● **The request**: Select the lines that hold the word "chevron" and copy each one.

Start of Listed entries

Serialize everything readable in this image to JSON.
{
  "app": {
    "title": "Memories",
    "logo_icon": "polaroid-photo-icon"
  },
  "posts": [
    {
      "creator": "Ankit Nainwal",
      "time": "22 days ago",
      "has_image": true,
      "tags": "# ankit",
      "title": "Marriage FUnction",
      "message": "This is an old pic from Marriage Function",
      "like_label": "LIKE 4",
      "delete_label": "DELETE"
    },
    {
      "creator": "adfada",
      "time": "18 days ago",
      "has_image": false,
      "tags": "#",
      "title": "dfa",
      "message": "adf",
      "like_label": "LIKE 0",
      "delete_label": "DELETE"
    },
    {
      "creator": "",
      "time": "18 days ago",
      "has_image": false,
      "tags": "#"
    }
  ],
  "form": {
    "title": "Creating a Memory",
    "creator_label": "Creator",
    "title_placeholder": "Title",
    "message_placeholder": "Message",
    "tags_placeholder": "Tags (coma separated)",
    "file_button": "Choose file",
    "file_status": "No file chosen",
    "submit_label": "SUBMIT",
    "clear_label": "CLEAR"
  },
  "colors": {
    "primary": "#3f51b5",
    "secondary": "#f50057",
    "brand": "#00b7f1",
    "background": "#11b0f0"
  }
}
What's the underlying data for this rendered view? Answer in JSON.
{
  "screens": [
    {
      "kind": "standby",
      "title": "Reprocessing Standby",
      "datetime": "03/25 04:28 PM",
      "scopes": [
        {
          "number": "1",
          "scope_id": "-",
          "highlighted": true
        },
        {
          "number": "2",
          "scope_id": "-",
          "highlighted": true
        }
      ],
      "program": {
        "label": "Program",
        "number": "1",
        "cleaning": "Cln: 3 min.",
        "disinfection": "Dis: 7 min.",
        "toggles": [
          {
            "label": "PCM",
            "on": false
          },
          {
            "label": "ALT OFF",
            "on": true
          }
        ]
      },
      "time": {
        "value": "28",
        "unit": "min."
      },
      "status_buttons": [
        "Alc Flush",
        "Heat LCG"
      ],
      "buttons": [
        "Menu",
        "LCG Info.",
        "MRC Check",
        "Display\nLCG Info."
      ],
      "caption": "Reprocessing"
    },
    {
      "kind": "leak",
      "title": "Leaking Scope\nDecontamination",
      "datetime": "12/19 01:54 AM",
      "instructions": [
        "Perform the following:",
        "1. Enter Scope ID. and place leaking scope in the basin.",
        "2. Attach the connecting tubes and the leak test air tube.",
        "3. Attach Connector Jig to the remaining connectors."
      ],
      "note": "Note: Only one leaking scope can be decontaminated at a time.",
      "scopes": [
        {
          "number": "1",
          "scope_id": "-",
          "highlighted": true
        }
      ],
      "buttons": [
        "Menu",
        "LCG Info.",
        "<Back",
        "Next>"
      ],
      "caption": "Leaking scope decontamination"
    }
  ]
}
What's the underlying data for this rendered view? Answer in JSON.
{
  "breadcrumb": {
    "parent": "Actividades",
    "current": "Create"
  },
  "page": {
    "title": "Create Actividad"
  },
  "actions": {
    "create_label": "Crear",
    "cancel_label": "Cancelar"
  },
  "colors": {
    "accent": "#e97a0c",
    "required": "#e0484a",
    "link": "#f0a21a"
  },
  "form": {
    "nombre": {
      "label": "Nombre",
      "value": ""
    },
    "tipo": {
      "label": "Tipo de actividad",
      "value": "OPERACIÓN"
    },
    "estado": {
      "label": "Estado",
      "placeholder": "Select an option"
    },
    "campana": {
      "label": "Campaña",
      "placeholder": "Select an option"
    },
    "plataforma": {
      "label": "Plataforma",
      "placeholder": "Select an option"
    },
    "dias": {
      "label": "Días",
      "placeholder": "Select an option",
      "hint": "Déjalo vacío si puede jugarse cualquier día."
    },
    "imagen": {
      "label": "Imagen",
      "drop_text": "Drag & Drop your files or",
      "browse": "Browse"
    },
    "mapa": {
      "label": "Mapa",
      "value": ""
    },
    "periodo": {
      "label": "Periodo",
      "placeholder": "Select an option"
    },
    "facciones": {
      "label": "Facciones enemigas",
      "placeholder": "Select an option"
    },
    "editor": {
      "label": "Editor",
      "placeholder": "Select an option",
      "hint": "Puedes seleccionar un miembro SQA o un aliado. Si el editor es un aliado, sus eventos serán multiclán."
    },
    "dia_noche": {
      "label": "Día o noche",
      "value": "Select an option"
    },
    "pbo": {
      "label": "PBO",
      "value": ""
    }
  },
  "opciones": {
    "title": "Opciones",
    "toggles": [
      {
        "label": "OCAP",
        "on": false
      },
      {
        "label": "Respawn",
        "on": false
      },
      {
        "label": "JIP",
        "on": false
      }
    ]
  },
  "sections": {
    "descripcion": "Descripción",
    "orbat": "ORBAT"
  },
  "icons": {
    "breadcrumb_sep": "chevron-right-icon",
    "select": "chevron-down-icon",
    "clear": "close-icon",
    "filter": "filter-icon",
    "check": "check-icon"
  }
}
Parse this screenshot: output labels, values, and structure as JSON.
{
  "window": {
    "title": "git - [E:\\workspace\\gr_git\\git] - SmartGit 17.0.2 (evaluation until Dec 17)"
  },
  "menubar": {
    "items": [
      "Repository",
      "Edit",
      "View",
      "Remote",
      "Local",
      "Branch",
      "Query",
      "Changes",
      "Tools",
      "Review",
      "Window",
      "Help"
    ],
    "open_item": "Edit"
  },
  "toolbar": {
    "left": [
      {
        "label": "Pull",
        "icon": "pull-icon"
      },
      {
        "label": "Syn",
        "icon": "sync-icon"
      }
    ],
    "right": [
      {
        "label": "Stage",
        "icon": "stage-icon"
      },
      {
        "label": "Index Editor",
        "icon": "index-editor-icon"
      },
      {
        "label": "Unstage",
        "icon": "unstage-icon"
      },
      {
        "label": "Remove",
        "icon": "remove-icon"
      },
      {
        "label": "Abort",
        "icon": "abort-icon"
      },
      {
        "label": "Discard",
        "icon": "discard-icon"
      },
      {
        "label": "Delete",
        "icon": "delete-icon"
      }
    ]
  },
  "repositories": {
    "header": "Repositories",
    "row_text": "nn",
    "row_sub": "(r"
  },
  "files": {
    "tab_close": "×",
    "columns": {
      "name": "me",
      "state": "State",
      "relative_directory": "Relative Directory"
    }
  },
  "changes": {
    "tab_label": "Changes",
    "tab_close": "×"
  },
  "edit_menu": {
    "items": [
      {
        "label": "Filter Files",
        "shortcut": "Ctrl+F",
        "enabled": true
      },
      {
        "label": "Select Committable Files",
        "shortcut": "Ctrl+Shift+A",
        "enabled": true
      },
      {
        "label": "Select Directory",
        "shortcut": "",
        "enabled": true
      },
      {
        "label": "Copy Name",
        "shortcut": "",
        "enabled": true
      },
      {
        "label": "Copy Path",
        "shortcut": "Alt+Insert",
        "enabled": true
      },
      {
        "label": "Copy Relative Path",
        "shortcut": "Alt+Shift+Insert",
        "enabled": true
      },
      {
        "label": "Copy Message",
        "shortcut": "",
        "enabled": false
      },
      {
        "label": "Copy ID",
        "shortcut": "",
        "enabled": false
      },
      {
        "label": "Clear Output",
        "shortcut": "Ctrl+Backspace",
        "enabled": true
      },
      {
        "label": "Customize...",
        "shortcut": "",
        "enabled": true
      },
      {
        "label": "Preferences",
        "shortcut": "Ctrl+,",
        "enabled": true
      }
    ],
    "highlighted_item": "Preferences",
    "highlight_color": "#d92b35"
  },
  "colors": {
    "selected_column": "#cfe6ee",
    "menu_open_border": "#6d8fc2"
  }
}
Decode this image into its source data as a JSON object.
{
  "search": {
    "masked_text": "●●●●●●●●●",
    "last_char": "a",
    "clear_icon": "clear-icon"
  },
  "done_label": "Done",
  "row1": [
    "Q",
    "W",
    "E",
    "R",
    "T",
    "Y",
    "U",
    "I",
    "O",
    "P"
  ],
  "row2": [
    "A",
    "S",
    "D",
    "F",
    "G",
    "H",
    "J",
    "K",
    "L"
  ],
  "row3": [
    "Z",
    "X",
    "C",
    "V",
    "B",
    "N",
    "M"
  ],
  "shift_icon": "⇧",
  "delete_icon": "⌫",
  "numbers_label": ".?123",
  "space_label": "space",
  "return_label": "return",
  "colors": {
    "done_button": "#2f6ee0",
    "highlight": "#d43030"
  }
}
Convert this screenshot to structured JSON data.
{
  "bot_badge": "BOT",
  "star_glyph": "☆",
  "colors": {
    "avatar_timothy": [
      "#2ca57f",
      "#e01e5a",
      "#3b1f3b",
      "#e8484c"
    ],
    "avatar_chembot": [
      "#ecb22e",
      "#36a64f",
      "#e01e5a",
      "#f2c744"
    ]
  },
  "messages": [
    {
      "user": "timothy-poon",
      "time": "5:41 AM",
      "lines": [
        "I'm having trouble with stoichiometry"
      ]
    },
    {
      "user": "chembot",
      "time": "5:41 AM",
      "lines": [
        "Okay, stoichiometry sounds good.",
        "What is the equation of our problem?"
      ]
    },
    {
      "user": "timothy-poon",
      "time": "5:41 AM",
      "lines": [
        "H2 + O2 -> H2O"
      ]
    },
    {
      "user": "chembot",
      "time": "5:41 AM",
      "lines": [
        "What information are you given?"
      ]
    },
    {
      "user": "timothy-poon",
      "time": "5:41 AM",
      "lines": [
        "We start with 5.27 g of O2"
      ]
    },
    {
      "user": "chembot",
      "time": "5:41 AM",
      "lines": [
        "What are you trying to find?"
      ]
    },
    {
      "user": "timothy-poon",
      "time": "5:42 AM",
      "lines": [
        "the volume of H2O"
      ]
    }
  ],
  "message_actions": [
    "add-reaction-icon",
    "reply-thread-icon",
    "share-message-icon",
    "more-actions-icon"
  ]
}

End of Listed entries

● **Response below**:
    "breadcrumb_sep": "chevron-right-icon",
    "select": "chevron-down-icon",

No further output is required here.